◆ Task statement:
Wherever the word "Eingeschriebene" shows up in a line, please copy that line.

>> BEGIN The input

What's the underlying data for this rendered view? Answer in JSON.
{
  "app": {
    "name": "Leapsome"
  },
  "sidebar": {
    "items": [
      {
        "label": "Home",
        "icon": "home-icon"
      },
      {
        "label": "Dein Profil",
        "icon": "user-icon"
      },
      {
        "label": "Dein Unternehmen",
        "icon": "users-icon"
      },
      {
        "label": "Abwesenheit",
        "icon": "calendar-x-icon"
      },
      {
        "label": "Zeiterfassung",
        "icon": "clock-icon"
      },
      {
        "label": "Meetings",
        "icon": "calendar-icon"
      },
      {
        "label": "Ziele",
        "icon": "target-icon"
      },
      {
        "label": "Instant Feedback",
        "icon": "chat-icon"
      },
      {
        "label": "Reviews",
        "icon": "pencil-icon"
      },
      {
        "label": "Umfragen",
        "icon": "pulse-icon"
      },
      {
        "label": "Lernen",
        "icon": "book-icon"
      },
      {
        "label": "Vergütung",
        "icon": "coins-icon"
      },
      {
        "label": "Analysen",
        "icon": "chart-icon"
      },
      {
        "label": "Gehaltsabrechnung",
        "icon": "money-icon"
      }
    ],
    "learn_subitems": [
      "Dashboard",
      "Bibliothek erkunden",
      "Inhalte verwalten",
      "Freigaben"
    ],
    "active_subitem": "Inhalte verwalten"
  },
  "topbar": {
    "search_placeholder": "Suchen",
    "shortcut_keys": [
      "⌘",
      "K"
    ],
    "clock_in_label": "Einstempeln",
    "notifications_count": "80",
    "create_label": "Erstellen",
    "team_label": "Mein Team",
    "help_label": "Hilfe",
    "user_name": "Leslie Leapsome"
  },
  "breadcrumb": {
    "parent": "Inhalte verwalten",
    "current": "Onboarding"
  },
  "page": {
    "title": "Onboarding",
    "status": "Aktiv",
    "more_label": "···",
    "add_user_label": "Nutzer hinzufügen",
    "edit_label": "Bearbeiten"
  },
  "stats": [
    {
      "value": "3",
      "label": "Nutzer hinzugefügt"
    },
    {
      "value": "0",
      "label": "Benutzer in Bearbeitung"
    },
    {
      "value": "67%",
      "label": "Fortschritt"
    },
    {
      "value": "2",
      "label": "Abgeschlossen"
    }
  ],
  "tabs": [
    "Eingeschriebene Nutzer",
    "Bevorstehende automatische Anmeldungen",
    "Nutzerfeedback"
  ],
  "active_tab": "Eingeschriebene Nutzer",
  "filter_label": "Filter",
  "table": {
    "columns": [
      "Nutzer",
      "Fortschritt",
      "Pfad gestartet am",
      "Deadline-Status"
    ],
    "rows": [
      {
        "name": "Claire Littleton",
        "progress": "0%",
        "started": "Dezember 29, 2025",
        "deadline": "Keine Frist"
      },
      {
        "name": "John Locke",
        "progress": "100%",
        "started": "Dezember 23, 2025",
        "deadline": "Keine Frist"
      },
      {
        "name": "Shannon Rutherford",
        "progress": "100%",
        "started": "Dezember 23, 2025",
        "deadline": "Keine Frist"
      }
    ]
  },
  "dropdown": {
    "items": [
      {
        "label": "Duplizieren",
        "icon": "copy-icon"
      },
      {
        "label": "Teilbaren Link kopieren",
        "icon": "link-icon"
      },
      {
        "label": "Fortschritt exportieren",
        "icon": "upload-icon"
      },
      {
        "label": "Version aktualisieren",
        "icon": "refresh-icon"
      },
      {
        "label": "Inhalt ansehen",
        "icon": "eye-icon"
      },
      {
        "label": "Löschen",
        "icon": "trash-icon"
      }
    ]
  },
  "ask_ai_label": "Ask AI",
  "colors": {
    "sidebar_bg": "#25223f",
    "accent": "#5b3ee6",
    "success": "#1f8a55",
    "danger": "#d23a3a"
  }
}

>> END The input
>> BEGIN The input

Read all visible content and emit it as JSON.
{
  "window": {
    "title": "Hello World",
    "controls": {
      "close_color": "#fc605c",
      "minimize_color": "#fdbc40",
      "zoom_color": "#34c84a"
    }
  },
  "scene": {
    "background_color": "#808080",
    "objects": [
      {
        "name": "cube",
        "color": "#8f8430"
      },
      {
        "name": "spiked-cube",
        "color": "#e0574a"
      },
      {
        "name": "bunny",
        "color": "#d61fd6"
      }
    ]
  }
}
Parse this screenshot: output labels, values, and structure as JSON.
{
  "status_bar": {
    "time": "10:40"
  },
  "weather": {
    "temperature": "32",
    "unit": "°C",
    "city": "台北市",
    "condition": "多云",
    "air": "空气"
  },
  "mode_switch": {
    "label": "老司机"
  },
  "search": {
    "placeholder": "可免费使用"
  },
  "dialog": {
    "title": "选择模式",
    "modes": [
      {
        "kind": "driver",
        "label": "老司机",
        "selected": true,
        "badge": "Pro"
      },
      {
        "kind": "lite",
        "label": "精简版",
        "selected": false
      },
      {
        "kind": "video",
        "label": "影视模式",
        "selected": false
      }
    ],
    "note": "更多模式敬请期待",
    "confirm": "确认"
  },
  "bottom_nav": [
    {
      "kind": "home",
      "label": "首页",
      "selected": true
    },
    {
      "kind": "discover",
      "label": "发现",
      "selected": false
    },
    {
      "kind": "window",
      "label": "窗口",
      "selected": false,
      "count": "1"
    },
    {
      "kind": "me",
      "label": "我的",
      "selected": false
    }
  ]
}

>> END The input

◆ Answer for this exercise:
    "Eingeschriebene Nutzer",
  "active_tab": "Eingeschriebene Nutzer",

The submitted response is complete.